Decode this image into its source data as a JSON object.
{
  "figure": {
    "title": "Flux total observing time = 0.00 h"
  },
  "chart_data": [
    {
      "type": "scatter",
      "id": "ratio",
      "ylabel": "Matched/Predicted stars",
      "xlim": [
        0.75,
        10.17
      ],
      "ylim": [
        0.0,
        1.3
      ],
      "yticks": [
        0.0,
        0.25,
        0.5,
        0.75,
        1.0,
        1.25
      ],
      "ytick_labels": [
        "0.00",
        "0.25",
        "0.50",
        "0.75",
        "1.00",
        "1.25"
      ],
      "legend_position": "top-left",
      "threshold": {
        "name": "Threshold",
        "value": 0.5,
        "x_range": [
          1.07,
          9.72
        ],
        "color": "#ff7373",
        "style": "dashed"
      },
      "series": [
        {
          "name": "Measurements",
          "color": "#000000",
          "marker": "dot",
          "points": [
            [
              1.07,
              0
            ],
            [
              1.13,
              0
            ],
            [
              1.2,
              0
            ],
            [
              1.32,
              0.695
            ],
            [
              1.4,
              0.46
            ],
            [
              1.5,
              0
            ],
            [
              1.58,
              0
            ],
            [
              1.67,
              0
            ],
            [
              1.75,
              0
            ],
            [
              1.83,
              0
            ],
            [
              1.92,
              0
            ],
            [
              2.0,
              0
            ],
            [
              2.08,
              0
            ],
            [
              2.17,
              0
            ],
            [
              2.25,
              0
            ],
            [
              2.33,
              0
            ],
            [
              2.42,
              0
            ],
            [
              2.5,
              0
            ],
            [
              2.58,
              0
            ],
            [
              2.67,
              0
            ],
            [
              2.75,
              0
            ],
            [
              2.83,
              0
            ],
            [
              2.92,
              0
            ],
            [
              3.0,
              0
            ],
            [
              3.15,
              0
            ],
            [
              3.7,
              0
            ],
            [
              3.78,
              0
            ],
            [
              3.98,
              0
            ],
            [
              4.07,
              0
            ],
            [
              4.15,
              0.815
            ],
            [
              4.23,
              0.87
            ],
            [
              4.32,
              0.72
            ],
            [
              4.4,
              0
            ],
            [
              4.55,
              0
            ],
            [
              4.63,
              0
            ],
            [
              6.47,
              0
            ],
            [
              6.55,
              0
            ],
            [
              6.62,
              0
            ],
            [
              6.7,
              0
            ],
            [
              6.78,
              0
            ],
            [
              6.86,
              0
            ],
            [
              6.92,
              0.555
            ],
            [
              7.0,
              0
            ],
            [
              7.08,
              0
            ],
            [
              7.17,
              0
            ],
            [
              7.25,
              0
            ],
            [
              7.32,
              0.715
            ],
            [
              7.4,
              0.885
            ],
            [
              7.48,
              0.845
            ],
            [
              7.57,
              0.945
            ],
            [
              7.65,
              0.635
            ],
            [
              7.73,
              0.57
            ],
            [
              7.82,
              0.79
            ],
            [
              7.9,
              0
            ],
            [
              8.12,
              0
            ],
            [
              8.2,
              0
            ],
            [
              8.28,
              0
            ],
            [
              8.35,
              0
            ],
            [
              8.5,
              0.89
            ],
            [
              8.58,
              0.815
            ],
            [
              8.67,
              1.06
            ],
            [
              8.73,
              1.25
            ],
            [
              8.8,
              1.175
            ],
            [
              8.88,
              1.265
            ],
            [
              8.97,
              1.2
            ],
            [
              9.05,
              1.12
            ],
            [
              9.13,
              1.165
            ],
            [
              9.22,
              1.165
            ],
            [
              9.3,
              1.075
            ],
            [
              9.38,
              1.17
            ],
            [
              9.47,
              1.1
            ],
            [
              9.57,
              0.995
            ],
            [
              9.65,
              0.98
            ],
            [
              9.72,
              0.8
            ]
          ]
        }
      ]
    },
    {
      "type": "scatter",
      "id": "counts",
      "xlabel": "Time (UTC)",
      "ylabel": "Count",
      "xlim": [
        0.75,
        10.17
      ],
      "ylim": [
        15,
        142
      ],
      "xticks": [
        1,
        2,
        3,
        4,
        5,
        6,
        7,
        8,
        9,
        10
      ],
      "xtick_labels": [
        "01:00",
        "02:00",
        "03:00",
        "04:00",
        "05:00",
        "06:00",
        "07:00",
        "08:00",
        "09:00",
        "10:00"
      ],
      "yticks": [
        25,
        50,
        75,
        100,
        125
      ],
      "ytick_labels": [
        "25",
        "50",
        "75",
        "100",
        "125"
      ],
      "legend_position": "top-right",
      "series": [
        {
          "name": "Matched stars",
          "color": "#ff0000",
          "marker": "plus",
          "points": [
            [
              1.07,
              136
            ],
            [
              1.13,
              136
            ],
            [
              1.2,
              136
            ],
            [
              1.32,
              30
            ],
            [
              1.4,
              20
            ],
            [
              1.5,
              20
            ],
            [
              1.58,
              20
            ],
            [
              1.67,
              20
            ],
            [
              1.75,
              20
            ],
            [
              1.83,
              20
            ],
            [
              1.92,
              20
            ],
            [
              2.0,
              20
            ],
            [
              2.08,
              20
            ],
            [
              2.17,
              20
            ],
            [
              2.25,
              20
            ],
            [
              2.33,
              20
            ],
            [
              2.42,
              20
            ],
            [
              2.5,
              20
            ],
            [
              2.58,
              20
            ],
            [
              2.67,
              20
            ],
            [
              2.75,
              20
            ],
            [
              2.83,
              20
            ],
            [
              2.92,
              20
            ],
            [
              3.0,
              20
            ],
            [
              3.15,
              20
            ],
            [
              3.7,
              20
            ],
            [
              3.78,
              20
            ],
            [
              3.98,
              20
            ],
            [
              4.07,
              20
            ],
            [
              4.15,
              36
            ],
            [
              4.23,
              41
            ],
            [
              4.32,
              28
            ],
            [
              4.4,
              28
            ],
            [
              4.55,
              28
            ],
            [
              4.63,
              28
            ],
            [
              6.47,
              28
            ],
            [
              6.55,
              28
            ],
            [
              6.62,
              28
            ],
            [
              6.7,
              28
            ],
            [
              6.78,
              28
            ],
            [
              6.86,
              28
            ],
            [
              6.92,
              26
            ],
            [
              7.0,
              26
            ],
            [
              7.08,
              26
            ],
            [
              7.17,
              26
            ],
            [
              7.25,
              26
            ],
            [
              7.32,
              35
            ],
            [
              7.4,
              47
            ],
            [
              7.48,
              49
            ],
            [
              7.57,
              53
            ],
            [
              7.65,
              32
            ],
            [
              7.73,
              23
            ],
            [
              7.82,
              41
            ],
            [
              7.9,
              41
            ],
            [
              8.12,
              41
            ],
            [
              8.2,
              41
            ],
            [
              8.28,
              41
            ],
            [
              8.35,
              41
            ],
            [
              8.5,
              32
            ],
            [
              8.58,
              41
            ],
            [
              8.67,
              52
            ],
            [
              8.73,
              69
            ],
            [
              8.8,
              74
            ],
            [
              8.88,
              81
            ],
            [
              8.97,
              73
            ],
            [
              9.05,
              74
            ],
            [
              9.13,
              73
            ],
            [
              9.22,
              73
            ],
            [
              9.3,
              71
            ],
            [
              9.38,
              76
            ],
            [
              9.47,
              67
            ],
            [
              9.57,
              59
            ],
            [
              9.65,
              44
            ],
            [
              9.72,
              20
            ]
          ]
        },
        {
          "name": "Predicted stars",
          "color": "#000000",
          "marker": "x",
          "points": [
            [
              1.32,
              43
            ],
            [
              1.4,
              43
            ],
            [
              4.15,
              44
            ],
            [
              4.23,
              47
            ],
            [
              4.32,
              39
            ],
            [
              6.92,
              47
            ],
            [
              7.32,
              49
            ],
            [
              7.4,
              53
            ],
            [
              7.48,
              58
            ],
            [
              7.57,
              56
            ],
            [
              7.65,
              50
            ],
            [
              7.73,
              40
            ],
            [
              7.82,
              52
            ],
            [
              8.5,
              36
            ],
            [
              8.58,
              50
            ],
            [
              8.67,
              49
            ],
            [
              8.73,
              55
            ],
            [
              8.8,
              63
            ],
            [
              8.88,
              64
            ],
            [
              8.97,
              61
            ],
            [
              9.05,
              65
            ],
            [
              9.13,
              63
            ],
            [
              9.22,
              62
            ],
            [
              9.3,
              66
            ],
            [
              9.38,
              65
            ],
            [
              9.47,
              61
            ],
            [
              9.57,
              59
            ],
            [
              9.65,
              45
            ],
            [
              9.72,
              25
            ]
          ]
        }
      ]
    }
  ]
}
+ + +
§ **Work instructions**: Tally up the lines holding the string "color" in this listing, and report the total alone.

§ **Answer to this problem**: 4